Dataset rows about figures
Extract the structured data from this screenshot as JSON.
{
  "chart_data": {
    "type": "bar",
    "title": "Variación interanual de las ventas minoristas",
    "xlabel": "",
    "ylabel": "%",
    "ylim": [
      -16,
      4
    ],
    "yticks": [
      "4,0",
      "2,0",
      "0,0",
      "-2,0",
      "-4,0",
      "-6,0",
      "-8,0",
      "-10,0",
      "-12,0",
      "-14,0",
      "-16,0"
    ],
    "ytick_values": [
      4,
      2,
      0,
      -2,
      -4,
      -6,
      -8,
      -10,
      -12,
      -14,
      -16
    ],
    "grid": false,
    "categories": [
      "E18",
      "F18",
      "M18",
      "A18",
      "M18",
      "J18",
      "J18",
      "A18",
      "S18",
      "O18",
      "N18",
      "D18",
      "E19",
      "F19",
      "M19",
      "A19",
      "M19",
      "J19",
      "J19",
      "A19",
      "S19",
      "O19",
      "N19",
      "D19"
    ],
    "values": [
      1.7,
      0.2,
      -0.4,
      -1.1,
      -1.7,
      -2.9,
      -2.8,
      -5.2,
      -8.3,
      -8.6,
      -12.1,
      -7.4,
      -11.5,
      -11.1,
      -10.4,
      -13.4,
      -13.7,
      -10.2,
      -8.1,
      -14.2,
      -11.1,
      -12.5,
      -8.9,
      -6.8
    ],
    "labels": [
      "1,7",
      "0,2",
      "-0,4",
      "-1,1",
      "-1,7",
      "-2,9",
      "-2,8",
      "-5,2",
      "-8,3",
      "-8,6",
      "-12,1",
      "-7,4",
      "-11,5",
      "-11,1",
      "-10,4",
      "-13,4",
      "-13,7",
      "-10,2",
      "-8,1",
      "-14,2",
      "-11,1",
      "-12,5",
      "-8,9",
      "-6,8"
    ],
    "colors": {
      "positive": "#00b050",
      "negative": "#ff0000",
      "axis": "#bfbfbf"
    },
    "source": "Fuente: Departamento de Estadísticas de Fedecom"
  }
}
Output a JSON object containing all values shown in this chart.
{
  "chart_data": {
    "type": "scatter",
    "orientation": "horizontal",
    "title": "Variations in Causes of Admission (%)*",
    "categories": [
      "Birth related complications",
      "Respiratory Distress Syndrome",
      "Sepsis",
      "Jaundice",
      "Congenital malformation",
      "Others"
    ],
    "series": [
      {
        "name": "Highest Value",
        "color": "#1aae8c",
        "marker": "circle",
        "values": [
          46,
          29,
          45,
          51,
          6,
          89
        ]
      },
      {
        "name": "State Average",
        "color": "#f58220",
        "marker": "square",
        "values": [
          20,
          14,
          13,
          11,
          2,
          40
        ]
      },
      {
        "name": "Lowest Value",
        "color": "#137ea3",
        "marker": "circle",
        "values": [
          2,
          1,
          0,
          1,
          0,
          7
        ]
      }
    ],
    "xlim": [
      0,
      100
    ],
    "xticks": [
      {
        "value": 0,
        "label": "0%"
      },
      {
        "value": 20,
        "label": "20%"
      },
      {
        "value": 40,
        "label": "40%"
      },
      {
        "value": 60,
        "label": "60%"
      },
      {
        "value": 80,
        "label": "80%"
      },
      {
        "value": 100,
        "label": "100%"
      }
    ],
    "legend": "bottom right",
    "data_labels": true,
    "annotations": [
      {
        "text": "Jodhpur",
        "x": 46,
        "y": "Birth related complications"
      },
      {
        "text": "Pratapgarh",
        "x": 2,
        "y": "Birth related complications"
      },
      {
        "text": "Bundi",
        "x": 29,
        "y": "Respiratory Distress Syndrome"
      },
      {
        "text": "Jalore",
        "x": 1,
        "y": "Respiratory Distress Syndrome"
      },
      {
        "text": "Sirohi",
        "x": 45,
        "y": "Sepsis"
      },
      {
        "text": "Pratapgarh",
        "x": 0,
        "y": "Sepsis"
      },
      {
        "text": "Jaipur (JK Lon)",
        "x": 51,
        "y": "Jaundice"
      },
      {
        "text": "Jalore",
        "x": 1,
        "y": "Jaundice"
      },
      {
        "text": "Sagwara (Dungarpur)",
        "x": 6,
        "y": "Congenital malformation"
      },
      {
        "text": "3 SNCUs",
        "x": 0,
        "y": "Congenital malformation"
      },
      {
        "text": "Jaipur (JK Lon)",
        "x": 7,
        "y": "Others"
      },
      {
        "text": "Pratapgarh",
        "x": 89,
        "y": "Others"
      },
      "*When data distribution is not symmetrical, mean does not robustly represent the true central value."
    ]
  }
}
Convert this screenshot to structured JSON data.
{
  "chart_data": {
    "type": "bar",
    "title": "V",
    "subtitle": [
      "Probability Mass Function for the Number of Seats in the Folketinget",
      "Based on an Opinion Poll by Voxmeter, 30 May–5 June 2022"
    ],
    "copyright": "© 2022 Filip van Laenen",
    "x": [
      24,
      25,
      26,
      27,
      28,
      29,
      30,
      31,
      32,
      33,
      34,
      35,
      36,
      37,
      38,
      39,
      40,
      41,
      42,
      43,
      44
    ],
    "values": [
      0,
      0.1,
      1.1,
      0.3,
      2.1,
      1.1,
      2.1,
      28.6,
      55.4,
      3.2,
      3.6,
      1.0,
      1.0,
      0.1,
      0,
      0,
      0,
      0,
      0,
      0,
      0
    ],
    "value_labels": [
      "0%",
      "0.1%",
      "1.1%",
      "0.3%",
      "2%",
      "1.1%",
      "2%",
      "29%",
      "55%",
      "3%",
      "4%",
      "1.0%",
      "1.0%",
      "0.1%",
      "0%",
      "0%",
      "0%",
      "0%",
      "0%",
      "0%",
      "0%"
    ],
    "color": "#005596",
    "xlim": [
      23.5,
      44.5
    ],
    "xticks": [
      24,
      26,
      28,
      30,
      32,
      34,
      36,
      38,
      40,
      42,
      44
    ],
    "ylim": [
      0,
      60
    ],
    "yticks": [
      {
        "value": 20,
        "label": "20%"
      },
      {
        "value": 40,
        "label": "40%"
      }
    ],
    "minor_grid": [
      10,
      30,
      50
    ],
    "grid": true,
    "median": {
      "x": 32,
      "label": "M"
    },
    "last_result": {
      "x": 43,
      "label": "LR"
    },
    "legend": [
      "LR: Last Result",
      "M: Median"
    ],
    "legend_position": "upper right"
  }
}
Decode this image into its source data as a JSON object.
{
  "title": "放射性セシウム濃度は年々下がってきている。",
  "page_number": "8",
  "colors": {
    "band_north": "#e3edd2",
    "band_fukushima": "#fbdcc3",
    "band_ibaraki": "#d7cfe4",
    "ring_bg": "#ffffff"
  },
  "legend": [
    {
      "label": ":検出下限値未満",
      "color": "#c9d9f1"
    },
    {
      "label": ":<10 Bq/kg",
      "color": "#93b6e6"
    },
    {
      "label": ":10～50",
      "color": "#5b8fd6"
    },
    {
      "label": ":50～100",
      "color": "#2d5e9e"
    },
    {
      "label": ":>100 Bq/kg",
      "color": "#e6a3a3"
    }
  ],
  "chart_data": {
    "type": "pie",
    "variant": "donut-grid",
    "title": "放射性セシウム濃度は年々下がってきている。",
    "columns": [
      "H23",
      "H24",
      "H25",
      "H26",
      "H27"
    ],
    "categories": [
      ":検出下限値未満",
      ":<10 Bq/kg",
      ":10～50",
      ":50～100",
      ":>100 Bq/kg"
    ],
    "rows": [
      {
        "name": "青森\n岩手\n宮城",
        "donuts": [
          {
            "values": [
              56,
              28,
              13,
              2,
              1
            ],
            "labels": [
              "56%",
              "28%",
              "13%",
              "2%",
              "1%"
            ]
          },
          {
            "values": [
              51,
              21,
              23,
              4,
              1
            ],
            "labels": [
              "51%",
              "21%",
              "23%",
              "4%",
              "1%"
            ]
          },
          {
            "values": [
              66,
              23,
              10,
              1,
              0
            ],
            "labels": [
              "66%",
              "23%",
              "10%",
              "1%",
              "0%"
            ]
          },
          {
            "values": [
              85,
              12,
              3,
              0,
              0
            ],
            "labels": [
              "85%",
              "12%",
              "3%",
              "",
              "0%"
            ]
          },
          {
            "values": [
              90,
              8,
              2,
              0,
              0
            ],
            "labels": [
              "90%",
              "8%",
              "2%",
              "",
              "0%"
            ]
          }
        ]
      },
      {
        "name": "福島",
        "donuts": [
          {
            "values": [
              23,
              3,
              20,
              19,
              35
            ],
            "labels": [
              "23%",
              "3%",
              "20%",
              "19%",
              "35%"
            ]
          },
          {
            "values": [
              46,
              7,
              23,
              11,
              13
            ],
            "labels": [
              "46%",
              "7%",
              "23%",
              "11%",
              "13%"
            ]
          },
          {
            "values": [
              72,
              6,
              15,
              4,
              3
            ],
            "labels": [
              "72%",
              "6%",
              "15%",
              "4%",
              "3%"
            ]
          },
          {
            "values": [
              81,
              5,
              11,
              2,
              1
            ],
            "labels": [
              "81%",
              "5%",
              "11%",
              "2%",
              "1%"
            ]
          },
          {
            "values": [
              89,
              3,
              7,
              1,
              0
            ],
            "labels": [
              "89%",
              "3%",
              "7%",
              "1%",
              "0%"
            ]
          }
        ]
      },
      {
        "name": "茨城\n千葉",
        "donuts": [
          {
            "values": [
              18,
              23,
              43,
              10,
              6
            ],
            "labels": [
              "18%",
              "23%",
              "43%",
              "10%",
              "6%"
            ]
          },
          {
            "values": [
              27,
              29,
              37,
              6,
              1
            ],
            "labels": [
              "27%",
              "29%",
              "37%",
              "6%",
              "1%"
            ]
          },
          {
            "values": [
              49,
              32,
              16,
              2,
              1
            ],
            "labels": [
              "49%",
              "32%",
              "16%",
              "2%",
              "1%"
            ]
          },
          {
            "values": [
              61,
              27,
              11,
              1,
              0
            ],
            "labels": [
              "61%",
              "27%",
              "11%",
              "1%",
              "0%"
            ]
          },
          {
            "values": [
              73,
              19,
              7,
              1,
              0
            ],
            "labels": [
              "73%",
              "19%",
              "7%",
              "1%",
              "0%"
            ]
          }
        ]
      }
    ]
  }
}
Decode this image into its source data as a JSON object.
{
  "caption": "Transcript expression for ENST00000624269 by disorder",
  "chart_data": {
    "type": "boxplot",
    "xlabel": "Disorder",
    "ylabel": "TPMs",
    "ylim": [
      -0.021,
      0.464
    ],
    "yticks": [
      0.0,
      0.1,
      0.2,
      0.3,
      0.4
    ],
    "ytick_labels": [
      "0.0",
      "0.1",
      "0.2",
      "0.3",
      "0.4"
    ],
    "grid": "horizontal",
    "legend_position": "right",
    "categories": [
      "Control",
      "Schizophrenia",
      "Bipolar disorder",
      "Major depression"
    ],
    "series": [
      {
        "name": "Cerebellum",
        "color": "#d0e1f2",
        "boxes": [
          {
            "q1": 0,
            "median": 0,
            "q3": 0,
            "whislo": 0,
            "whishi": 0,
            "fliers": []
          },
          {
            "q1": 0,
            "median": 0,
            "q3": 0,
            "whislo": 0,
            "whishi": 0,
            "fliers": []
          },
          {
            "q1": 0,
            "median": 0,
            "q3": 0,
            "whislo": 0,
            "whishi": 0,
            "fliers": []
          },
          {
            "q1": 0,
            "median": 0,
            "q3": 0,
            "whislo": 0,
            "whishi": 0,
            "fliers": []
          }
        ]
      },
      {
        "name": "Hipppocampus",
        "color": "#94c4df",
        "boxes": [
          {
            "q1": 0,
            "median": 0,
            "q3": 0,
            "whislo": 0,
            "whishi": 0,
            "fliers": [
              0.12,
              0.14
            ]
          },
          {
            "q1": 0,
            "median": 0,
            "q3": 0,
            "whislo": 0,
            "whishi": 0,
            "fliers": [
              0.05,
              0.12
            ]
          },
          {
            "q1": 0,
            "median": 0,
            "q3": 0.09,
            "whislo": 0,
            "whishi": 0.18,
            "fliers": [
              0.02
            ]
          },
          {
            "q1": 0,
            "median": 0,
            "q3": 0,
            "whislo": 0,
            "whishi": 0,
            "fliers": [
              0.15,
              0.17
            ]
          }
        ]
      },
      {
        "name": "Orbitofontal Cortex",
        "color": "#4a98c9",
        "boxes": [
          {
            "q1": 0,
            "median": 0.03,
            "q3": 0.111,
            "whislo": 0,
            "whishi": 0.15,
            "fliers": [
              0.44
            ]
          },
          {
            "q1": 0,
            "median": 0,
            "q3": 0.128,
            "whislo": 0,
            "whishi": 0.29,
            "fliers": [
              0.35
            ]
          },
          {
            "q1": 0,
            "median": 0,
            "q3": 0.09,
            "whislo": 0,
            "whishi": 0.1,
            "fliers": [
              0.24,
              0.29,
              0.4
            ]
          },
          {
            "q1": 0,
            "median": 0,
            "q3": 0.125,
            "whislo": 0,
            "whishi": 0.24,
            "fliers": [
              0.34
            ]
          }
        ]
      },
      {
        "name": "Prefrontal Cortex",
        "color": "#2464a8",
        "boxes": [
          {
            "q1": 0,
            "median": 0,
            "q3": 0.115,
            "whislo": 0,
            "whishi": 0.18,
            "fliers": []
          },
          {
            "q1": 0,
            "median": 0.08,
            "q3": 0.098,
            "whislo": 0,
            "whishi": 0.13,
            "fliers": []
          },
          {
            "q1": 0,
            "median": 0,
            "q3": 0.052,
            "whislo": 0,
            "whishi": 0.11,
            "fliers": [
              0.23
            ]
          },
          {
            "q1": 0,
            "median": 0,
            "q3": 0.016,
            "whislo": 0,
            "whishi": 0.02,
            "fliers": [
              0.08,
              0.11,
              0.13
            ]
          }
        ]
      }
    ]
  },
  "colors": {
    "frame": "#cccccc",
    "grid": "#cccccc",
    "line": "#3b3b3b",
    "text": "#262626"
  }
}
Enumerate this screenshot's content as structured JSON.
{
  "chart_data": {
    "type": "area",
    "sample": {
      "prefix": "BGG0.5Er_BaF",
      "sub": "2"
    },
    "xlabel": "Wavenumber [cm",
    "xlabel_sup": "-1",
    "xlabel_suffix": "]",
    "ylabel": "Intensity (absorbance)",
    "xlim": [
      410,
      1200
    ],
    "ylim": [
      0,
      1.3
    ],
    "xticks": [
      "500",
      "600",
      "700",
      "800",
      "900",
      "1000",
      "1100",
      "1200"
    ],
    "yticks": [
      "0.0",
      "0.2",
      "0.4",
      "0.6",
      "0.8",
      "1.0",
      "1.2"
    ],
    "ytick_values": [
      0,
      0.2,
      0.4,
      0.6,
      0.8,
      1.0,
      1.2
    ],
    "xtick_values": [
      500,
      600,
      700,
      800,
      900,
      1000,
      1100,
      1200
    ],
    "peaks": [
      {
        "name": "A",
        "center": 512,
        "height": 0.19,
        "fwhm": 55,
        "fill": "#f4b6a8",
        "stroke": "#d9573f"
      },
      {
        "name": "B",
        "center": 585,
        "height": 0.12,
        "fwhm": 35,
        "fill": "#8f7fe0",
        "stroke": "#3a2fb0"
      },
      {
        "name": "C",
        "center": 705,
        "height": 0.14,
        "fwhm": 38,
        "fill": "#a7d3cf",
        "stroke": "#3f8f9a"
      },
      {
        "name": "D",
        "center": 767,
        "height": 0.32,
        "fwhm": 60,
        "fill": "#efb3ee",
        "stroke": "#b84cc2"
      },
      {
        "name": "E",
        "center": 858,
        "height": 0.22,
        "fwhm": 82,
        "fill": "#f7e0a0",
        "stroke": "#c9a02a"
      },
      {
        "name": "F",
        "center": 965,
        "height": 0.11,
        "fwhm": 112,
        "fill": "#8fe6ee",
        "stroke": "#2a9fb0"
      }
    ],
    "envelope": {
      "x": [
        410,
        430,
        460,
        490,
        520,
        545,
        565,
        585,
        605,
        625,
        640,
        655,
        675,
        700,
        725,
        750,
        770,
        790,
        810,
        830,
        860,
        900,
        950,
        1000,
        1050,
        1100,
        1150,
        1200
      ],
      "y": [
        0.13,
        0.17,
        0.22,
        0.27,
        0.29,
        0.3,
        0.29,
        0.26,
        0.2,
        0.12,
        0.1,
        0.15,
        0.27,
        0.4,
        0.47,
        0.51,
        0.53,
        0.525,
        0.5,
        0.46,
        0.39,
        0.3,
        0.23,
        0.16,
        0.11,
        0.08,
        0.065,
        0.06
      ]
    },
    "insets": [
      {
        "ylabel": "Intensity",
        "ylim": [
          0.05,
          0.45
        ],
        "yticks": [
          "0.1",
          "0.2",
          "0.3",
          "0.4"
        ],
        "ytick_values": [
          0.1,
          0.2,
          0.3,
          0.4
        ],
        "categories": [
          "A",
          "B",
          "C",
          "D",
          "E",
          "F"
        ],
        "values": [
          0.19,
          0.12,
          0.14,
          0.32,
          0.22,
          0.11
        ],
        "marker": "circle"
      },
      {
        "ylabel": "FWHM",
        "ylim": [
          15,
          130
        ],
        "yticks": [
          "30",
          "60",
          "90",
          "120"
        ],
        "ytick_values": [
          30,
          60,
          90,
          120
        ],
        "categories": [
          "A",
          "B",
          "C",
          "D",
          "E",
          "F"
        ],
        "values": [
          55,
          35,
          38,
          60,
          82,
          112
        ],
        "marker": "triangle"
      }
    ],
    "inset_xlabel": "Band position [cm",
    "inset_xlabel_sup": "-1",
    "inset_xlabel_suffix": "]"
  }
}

:: EXERCISE DETAILS ::
Which lines contain the word "marker"? Copy each one.

:: RESPONSE TO THIS EXERCISE ::
        "marker": "circle",
        "marker": "square",
        "marker": "circle",
        "marker": "circle"
        "marker": "triangle"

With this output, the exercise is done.